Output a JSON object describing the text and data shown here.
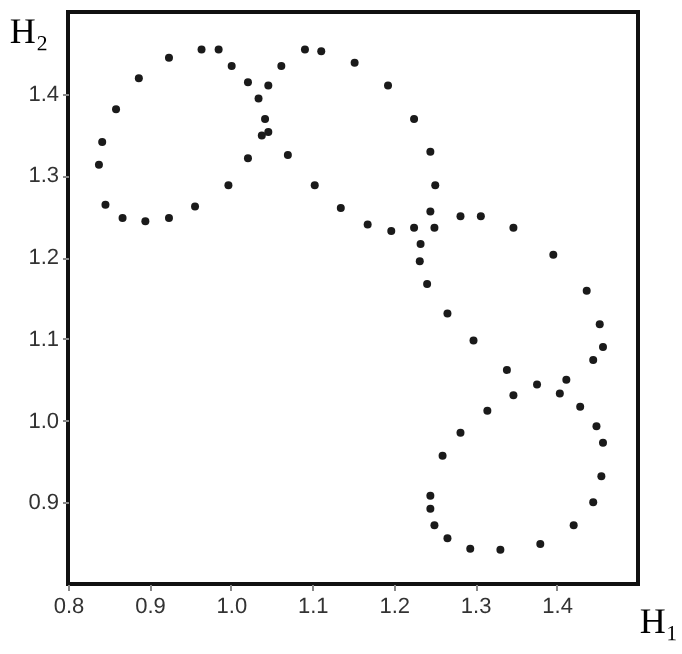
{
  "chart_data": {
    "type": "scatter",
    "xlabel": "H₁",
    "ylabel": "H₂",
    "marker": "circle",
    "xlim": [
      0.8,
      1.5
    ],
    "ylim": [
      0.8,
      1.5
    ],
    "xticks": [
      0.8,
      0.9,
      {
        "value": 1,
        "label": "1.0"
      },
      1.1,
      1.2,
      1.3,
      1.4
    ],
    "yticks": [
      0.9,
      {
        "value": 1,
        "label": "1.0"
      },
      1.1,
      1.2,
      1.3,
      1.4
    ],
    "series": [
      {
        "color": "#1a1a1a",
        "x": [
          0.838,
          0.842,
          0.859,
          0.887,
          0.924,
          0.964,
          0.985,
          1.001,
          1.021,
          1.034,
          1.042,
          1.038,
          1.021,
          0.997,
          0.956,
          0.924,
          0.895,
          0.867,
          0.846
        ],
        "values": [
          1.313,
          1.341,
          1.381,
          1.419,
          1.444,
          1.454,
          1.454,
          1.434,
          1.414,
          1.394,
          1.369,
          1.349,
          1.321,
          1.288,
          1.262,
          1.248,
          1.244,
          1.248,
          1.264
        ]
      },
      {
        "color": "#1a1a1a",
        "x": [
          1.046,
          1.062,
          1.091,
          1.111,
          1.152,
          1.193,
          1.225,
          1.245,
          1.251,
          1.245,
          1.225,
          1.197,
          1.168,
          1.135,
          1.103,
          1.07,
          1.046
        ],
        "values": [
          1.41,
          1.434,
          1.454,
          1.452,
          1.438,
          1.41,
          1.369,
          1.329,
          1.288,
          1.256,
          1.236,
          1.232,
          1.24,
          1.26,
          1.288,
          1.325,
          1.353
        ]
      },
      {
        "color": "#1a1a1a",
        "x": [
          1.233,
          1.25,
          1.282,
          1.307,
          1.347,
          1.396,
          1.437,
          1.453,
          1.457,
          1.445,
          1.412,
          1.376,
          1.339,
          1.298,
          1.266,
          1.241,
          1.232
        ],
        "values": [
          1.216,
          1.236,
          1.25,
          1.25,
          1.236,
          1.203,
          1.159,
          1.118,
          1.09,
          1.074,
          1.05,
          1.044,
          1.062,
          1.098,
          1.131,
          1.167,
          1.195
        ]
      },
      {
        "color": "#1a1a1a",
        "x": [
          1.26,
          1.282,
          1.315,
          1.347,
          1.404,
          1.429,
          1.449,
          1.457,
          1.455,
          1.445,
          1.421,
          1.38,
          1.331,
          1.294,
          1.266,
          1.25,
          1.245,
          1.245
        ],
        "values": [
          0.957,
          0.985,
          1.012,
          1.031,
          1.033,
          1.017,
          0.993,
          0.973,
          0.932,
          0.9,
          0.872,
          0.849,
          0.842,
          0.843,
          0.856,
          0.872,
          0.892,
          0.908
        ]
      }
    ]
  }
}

________________________

WRITTEN REQUEST →
Above are records with pictures; repeat the records exactly and leave the pictures out.

COMPLETE RESPONSE →
Output a JSON object describing the text and data shown here.
{
  "chart_data": {
    "type": "scatter",
    "xlabel": "H₁",
    "ylabel": "H₂",
    "marker": "circle",
    "xlim": [
      0.8,
      1.5
    ],
    "ylim": [
      0.8,
      1.5
    ],
    "xticks": [
      0.8,
      0.9,
      {
        "value": 1,
        "label": "1.0"
      },
      1.1,
      1.2,
      1.3,
      1.4
    ],
    "yticks": [
      0.9,
      {
        "value": 1,
        "label": "1.0"
      },
      1.1,
      1.2,
      1.3,
      1.4
    ],
    "series": [
      {
        "color": "#1a1a1a",
        "x": [
          0.838,
          0.842,
          0.859,
          0.887,
          0.924,
          0.964,
          0.985,
          1.001,
          1.021,
          1.034,
          1.042,
          1.038,
          1.021,
          0.997,
          0.956,
          0.924,
          0.895,
          0.867,
          0.846
        ],
        "values": [
          1.313,
          1.341,
          1.381,
          1.419,
          1.444,
          1.454,
          1.454,
          1.434,
          1.414,
          1.394,
          1.369,
          1.349,
          1.321,
          1.288,
          1.262,
          1.248,
          1.244,
          1.248,
          1.264
        ]
      },
      {
        "color": "#1a1a1a",
        "x": [
          1.046,
          1.062,
          1.091,
          1.111,
          1.152,
          1.193,
          1.225,
          1.245,
          1.251,
          1.245,
          1.225,
          1.197,
          1.168,
          1.135,
          1.103,
          1.07,
          1.046
        ],
        "values": [
          1.41,
          1.434,
          1.454,
          1.452,
          1.438,
          1.41,
          1.369,
          1.329,
          1.288,
          1.256,
          1.236,
          1.232,
          1.24,
          1.26,
          1.288,
          1.325,
          1.353
        ]
      },
      {
        "color": "#1a1a1a",
        "x": [
          1.233,
          1.25,
          1.282,
          1.307,
          1.347,
          1.396,
          1.437,
          1.453,
          1.457,
          1.445,
          1.412,
          1.376,
          1.339,
          1.298,
          1.266,
          1.241,
          1.232
        ],
        "values": [
          1.216,
          1.236,
          1.25,
          1.25,
          1.236,
          1.203,
          1.159,
          1.118,
          1.09,
          1.074,
          1.05,
          1.044,
          1.062,
          1.098,
          1.131,
          1.167,
          1.195
        ]
      },
      {
        "color": "#1a1a1a",
        "x": [
          1.26,
          1.282,
          1.315,
          1.347,
          1.404,
          1.429,
          1.449,
          1.457,
          1.455,
          1.445,
          1.421,
          1.38,
          1.331,
          1.294,
          1.266,
          1.25,
          1.245,
          1.245
        ],
        "values": [
          0.957,
          0.985,
          1.012,
          1.031,
          1.033,
          1.017,
          0.993,
          0.973,
          0.932,
          0.9,
          0.872,
          0.849,
          0.842,
          0.843,
          0.856,
          0.872,
          0.892,
          0.908
        ]
      }
    ]
  }
}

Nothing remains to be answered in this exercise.